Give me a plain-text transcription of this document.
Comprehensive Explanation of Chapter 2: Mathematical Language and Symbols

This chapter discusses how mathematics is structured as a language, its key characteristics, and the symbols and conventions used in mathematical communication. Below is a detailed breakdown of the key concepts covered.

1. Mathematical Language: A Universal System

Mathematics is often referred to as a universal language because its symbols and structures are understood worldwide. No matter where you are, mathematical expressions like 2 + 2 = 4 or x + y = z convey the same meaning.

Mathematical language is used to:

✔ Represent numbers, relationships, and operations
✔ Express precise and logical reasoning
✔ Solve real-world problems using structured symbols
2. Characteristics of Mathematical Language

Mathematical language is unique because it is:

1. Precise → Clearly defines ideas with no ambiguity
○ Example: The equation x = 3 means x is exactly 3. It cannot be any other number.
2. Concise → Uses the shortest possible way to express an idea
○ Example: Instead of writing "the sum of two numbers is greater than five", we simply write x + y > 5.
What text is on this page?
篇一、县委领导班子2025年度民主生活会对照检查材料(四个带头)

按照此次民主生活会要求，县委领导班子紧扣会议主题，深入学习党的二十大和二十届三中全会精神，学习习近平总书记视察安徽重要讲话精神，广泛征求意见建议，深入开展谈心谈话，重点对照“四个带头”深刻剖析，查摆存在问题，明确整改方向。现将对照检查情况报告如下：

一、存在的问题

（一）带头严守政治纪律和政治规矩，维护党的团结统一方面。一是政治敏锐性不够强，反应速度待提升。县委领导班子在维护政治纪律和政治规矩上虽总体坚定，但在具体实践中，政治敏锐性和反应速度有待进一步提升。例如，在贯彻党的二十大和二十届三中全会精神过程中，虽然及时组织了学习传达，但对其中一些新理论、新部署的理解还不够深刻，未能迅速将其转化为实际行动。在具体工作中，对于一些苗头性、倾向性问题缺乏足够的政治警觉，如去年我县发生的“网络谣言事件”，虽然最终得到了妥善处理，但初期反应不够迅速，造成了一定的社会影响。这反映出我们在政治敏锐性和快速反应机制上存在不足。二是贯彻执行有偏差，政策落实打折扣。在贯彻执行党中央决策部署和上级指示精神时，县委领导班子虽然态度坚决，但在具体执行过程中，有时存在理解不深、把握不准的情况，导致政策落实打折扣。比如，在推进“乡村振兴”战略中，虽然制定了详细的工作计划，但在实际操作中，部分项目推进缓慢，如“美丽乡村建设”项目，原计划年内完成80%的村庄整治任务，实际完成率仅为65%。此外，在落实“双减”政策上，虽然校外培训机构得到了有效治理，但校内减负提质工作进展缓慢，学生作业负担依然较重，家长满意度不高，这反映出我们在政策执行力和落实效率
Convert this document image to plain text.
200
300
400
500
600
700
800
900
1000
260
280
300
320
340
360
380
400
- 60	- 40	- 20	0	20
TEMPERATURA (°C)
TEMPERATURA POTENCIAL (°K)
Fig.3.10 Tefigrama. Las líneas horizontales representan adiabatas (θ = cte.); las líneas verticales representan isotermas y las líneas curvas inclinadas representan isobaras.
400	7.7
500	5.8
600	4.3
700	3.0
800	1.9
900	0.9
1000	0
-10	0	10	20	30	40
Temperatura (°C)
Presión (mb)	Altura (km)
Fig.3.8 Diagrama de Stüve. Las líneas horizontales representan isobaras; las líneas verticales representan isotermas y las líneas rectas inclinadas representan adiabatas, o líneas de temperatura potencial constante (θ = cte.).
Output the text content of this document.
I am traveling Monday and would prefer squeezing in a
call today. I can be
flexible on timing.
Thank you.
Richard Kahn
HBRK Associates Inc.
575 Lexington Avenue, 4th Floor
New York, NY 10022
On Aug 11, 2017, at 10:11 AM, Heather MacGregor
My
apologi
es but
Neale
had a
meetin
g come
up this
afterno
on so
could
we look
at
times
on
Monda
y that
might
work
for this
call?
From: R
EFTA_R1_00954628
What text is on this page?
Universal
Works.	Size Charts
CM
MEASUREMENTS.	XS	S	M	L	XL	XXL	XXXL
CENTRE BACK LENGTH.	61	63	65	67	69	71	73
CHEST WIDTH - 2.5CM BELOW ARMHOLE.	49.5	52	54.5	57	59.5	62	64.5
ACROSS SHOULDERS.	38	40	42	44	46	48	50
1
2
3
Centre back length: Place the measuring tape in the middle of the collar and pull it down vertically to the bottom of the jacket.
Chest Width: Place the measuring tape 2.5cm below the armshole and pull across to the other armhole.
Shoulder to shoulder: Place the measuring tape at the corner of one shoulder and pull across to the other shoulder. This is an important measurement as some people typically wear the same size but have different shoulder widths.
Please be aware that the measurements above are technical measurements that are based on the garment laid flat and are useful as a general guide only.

» PROMPT: Reproduce the full set of records precisely.

» RESULT OF THE EXERCISE:
Give me a plain-text transcription of this document.
Comprehensive Explanation of Chapter 2: Mathematical Language and Symbols

This chapter discusses how mathematics is structured as a language, its key characteristics, and the symbols and conventions used in mathematical communication. Below is a detailed breakdown of the key concepts covered.

1. Mathematical Language: A Universal System

Mathematics is often referred to as a universal language because its symbols and structures are understood worldwide. No matter where you are, mathematical expressions like 2 + 2 = 4 or x + y = z convey the same meaning.

Mathematical language is used to:

✔ Represent numbers, relationships, and operations
✔ Express precise and logical reasoning
✔ Solve real-world problems using structured symbols
2. Characteristics of Mathematical Language

Mathematical language is unique because it is:

1. Precise → Clearly defines ideas with no ambiguity
○ Example: The equation x = 3 means x is exactly 3. It cannot be any other number.
2. Concise → Uses the shortest possible way to express an idea
○ Example: Instead of writing "the sum of two numbers is greater than five", we simply write x + y > 5.
What text is on this page?
篇一、县委领导班子2025年度民主生活会对照检查材料(四个带头)

按照此次民主生活会要求，县委领导班子紧扣会议主题，深入学习党的二十大和二十届三中全会精神，学习习近平总书记视察安徽重要讲话精神，广泛征求意见建议，深入开展谈心谈话，重点对照“四个带头”深刻剖析，查摆存在问题，明确整改方向。现将对照检查情况报告如下：

一、存在的问题

（一）带头严守政治纪律和政治规矩，维护党的团结统一方面。一是政治敏锐性不够强，反应速度待提升。县委领导班子在维护政治纪律和政治规矩上虽总体坚定，但在具体实践中，政治敏锐性和反应速度有待进一步提升。例如，在贯彻党的二十大和二十届三中全会精神过程中，虽然及时组织了学习传达，但对其中一些新理论、新部署的理解还不够深刻，未能迅速将其转化为实际行动。在具体工作中，对于一些苗头性、倾向性问题缺乏足够的政治警觉，如去年我县发生的“网络谣言事件”，虽然最终得到了妥善处理，但初期反应不够迅速，造成了一定的社会影响。这反映出我们在政治敏锐性和快速反应机制上存在不足。二是贯彻执行有偏差，政策落实打折扣。在贯彻执行党中央决策部署和上级指示精神时，县委领导班子虽然态度坚决，但在具体执行过程中，有时存在理解不深、把握不准的情况，导致政策落实打折扣。比如，在推进“乡村振兴”战略中，虽然制定了详细的工作计划，但在实际操作中，部分项目推进缓慢，如“美丽乡村建设”项目，原计划年内完成80%的村庄整治任务，实际完成率仅为65%。此外，在落实“双减”政策上，虽然校外培训机构得到了有效治理，但校内减负提质工作进展缓慢，学生作业负担依然较重，家长满意度不高，这反映出我们在政策执行力和落实效率
Convert this document image to plain text.
200
300
400
500
600
700
800
900
1000
260
280
300
320
340
360
380
400
- 60	- 40	- 20	0	20
TEMPERATURA (°C)
TEMPERATURA POTENCIAL (°K)
Fig.3.10 Tefigrama. Las líneas horizontales representan adiabatas (θ = cte.); las líneas verticales representan isotermas y las líneas curvas inclinadas representan isobaras.
400	7.7
500	5.8
600	4.3
700	3.0
800	1.9
900	0.9
1000	0
-10	0	10	20	30	40
Temperatura (°C)
Presión (mb)	Altura (km)
Fig.3.8 Diagrama de Stüve. Las líneas horizontales representan isobaras; las líneas verticales representan isotermas y las líneas rectas inclinadas representan adiabatas, o líneas de temperatura potencial constante (θ = cte.).
Output the text content of this document.
I am traveling Monday and would prefer squeezing in a
call today. I can be
flexible on timing.
Thank you.
Richard Kahn
HBRK Associates Inc.
575 Lexington Avenue, 4th Floor
New York, NY 10022
On Aug 11, 2017, at 10:11 AM, Heather MacGregor
My
apologi
es but
Neale
had a
meetin
g come
up this
afterno
on so
could
we look
at
times
on
Monda
y that
might
work
for this
call?
From: R
EFTA_R1_00954628
What text is on this page?
Universal
Works.	Size Charts
CM
MEASUREMENTS.	XS	S	M	L	XL	XXL	XXXL
CENTRE BACK LENGTH.	61	63	65	67	69	71	73
CHEST WIDTH - 2.5CM BELOW ARMHOLE.	49.5	52	54.5	57	59.5	62	64.5
ACROSS SHOULDERS.	38	40	42	44	46	48	50
1
2
3
Centre back length: Place the measuring tape in the middle of the collar and pull it down vertically to the bottom of the jacket.
Chest Width: Place the measuring tape 2.5cm below the armshole and pull across to the other armhole.
Shoulder to shoulder: Place the measuring tape at the corner of one shoulder and pull across to the other shoulder. This is an important measurement as some people typically wear the same size but have different shoulder widths.
Please be aware that the measurements above are technical measurements that are based on the garment laid flat and are useful as a general guide only.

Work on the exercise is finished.